## START RECORDS PROVIDED

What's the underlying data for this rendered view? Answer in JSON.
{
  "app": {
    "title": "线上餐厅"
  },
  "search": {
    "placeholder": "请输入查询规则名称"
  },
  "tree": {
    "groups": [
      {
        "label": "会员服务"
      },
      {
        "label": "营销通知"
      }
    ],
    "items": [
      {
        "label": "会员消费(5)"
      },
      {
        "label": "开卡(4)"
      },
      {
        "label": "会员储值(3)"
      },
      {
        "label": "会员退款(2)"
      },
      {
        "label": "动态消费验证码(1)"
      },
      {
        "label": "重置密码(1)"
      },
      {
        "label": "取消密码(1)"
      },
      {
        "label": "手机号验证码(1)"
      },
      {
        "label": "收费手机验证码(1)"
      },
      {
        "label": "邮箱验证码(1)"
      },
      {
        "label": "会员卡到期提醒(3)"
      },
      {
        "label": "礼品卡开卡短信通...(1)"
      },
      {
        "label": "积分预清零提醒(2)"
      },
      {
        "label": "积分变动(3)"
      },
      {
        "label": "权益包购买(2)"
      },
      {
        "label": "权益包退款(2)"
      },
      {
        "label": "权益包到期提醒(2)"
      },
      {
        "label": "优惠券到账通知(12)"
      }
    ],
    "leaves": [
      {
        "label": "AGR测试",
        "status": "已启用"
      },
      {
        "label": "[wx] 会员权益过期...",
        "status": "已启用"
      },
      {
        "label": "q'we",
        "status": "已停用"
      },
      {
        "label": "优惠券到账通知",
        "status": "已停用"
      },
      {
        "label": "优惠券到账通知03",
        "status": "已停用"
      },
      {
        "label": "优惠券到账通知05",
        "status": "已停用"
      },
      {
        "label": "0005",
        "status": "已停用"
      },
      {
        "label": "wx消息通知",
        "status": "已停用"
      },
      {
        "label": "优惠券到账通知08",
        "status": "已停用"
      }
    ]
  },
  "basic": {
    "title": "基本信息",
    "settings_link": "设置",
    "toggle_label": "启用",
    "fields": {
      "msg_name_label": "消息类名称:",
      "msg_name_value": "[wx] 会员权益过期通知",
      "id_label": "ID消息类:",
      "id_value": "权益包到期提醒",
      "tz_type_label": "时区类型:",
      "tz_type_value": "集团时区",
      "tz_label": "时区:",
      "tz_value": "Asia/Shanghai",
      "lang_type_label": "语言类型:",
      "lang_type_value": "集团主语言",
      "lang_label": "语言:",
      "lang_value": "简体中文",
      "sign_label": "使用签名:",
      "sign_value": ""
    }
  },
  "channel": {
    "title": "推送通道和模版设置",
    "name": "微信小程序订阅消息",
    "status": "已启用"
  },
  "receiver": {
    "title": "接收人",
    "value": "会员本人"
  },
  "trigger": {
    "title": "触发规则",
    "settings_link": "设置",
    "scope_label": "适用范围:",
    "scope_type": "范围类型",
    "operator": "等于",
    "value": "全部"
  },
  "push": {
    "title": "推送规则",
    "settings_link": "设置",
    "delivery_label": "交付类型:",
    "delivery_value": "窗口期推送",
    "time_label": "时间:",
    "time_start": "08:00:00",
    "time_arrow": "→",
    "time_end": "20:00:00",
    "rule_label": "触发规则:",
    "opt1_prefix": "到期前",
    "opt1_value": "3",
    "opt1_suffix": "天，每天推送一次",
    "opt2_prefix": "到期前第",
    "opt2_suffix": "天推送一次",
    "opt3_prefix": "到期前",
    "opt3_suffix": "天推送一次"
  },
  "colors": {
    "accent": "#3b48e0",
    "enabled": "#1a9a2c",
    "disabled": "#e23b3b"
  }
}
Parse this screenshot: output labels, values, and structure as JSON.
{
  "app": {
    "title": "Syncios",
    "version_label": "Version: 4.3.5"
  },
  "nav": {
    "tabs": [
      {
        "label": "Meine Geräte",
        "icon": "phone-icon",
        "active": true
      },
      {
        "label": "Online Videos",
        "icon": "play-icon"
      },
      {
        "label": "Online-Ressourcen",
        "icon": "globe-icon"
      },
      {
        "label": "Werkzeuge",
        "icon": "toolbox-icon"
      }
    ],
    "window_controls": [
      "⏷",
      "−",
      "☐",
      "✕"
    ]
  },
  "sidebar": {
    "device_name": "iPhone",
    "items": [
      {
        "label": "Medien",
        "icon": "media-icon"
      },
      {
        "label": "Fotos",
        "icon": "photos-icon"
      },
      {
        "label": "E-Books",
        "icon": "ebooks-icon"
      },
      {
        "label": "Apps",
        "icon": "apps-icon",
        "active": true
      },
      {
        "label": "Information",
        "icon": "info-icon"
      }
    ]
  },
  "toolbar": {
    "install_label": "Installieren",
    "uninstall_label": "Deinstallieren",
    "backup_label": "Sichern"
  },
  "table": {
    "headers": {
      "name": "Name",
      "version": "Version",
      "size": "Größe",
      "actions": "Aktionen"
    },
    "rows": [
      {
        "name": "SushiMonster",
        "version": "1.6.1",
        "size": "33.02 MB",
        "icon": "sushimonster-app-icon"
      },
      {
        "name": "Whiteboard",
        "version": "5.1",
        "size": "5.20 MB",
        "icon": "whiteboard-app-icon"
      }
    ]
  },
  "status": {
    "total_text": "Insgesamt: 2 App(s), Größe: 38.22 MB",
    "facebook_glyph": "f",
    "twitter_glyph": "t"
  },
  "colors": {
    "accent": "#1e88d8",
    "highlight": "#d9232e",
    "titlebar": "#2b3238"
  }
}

## END RECORDS PROVIDED

> WHAT YOU HAVE TO DO:
Give all the entries again exactly; leave none out.

> FULL OUTPUT:
What's the underlying data for this rendered view? Answer in JSON.
{
  "app": {
    "title": "线上餐厅"
  },
  "search": {
    "placeholder": "请输入查询规则名称"
  },
  "tree": {
    "groups": [
      {
        "label": "会员服务"
      },
      {
        "label": "营销通知"
      }
    ],
    "items": [
      {
        "label": "会员消费(5)"
      },
      {
        "label": "开卡(4)"
      },
      {
        "label": "会员储值(3)"
      },
      {
        "label": "会员退款(2)"
      },
      {
        "label": "动态消费验证码(1)"
      },
      {
        "label": "重置密码(1)"
      },
      {
        "label": "取消密码(1)"
      },
      {
        "label": "手机号验证码(1)"
      },
      {
        "label": "收费手机验证码(1)"
      },
      {
        "label": "邮箱验证码(1)"
      },
      {
        "label": "会员卡到期提醒(3)"
      },
      {
        "label": "礼品卡开卡短信通...(1)"
      },
      {
        "label": "积分预清零提醒(2)"
      },
      {
        "label": "积分变动(3)"
      },
      {
        "label": "权益包购买(2)"
      },
      {
        "label": "权益包退款(2)"
      },
      {
        "label": "权益包到期提醒(2)"
      },
      {
        "label": "优惠券到账通知(12)"
      }
    ],
    "leaves": [
      {
        "label": "AGR测试",
        "status": "已启用"
      },
      {
        "label": "[wx] 会员权益过期...",
        "status": "已启用"
      },
      {
        "label": "q'we",
        "status": "已停用"
      },
      {
        "label": "优惠券到账通知",
        "status": "已停用"
      },
      {
        "label": "优惠券到账通知03",
        "status": "已停用"
      },
      {
        "label": "优惠券到账通知05",
        "status": "已停用"
      },
      {
        "label": "0005",
        "status": "已停用"
      },
      {
        "label": "wx消息通知",
        "status": "已停用"
      },
      {
        "label": "优惠券到账通知08",
        "status": "已停用"
      }
    ]
  },
  "basic": {
    "title": "基本信息",
    "settings_link": "设置",
    "toggle_label": "启用",
    "fields": {
      "msg_name_label": "消息类名称:",
      "msg_name_value": "[wx] 会员权益过期通知",
      "id_label": "ID消息类:",
      "id_value": "权益包到期提醒",
      "tz_type_label": "时区类型:",
      "tz_type_value": "集团时区",
      "tz_label": "时区:",
      "tz_value": "Asia/Shanghai",
      "lang_type_label": "语言类型:",
      "lang_type_value": "集团主语言",
      "lang_label": "语言:",
      "lang_value": "简体中文",
      "sign_label": "使用签名:",
      "sign_value": ""
    }
  },
  "channel": {
    "title": "推送通道和模版设置",
    "name": "微信小程序订阅消息",
    "status": "已启用"
  },
  "receiver": {
    "title": "接收人",
    "value": "会员本人"
  },
  "trigger": {
    "title": "触发规则",
    "settings_link": "设置",
    "scope_label": "适用范围:",
    "scope_type": "范围类型",
    "operator": "等于",
    "value": "全部"
  },
  "push": {
    "title": "推送规则",
    "settings_link": "设置",
    "delivery_label": "交付类型:",
    "delivery_value": "窗口期推送",
    "time_label": "时间:",
    "time_start": "08:00:00",
    "time_arrow": "→",
    "time_end": "20:00:00",
    "rule_label": "触发规则:",
    "opt1_prefix": "到期前",
    "opt1_value": "3",
    "opt1_suffix": "天，每天推送一次",
    "opt2_prefix": "到期前第",
    "opt2_suffix": "天推送一次",
    "opt3_prefix": "到期前",
    "opt3_suffix": "天推送一次"
  },
  "colors": {
    "accent": "#3b48e0",
    "enabled": "#1a9a2c",
    "disabled": "#e23b3b"
  }
}
Parse this screenshot: output labels, values, and structure as JSON.
{
  "app": {
    "title": "Syncios",
    "version_label": "Version: 4.3.5"
  },
  "nav": {
    "tabs": [
      {
        "label": "Meine Geräte",
        "icon": "phone-icon",
        "active": true
      },
      {
        "label": "Online Videos",
        "icon": "play-icon"
      },
      {
        "label": "Online-Ressourcen",
        "icon": "globe-icon"
      },
      {
        "label": "Werkzeuge",
        "icon": "toolbox-icon"
      }
    ],
    "window_controls": [
      "⏷",
      "−",
      "☐",
      "✕"
    ]
  },
  "sidebar": {
    "device_name": "iPhone",
    "items": [
      {
        "label": "Medien",
        "icon": "media-icon"
      },
      {
        "label": "Fotos",
        "icon": "photos-icon"
      },
      {
        "label": "E-Books",
        "icon": "ebooks-icon"
      },
      {
        "label": "Apps",
        "icon": "apps-icon",
        "active": true
      },
      {
        "label": "Information",
        "icon": "info-icon"
      }
    ]
  },
  "toolbar": {
    "install_label": "Installieren",
    "uninstall_label": "Deinstallieren",
    "backup_label": "Sichern"
  },
  "table": {
    "headers": {
      "name": "Name",
      "version": "Version",
      "size": "Größe",
      "actions": "Aktionen"
    },
    "rows": [
      {
        "name": "SushiMonster",
        "version": "1.6.1",
        "size": "33.02 MB",
        "icon": "sushimonster-app-icon"
      },
      {
        "name": "Whiteboard",
        "version": "5.1",
        "size": "5.20 MB",
        "icon": "whiteboard-app-icon"
      }
    ]
  },
  "status": {
    "total_text": "Insgesamt: 2 App(s), Größe: 38.22 MB",
    "facebook_glyph": "f",
    "twitter_glyph": "t"
  },
  "colors": {
    "accent": "#1e88d8",
    "highlight": "#d9232e",
    "titlebar": "#2b3238"
  }
}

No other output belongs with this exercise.